> _Exercise prompt_: Gather up all lines that carry the word "Одинокий".

> _Task data_:

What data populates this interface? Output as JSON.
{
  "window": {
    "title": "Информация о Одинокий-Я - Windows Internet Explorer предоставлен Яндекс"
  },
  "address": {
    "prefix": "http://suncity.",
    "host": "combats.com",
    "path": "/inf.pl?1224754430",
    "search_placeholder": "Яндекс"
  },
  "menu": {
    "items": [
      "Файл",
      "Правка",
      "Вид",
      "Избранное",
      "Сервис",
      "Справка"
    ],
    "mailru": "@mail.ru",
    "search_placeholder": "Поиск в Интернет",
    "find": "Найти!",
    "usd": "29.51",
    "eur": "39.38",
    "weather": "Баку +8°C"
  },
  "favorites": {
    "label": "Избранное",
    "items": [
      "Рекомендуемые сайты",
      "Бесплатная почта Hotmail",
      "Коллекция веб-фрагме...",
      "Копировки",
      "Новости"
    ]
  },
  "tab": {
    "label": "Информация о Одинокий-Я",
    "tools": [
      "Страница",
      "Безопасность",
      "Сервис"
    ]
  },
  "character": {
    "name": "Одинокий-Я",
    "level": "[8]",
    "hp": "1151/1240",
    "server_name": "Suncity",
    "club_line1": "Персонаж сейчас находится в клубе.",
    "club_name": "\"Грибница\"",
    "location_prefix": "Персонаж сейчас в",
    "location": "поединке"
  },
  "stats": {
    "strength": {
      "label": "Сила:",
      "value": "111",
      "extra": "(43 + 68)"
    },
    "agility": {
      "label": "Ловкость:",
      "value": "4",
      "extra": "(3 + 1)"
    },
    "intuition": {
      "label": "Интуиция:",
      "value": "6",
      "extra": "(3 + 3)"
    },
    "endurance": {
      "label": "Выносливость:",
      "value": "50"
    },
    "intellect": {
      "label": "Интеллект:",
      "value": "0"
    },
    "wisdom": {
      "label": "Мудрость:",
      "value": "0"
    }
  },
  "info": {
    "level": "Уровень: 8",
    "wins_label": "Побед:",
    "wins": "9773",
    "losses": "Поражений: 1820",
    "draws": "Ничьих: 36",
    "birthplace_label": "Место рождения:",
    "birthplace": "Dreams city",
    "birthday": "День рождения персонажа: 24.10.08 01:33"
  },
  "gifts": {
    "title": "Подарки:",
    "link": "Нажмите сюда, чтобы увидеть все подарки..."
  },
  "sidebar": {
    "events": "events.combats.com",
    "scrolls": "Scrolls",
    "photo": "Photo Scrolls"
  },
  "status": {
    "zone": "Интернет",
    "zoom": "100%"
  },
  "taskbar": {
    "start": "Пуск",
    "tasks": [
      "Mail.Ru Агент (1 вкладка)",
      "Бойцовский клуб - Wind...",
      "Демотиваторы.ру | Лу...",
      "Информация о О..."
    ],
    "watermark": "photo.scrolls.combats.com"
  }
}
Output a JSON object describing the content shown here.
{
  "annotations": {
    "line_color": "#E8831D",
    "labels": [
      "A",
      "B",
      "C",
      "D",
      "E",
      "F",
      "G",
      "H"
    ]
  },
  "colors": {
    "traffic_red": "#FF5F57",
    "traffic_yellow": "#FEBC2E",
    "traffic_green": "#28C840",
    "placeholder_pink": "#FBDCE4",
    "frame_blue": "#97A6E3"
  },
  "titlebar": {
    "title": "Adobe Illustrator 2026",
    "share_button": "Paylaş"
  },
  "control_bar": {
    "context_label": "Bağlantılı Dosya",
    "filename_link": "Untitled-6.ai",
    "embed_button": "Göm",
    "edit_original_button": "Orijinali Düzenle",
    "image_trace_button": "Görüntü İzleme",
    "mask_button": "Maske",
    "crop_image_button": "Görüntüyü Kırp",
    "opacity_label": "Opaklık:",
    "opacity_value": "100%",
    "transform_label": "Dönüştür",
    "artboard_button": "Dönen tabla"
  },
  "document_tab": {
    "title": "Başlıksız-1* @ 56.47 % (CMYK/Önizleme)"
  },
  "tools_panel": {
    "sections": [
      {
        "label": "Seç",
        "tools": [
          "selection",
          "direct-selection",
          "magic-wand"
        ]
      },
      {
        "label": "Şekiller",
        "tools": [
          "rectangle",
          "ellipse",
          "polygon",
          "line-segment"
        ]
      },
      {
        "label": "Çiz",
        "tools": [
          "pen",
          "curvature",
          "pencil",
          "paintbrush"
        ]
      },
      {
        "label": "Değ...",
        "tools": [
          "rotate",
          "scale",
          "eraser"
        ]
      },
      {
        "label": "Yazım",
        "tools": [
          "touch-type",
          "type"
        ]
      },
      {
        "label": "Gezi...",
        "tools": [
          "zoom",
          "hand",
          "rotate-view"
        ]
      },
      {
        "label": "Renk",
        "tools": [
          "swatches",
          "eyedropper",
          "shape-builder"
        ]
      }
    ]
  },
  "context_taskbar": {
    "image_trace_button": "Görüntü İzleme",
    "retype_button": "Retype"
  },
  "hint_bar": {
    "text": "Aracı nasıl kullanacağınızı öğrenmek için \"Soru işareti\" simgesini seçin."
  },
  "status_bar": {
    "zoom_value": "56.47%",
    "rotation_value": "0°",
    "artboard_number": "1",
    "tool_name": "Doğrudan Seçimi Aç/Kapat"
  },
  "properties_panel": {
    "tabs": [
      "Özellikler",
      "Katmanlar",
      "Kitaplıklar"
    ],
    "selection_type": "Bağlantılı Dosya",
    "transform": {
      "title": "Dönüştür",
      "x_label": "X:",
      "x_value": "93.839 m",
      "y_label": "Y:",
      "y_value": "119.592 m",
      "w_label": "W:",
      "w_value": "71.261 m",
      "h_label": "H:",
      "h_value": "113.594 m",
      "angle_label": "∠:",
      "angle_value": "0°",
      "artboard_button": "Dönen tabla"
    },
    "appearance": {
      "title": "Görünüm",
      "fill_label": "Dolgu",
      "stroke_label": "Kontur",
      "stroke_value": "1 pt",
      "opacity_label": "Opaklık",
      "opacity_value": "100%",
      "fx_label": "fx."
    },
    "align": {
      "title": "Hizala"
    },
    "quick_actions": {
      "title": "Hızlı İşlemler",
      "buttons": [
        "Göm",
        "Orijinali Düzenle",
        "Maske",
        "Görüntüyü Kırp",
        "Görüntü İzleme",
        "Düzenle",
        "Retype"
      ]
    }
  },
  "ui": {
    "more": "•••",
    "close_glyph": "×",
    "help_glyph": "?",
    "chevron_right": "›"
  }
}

> _Written solution_:
    "title": "Информация о Одинокий-Я - Windows Internet Explorer предоставлен Яндекс"
    "label": "Информация о Одинокий-Я",
    "name": "Одинокий-Я",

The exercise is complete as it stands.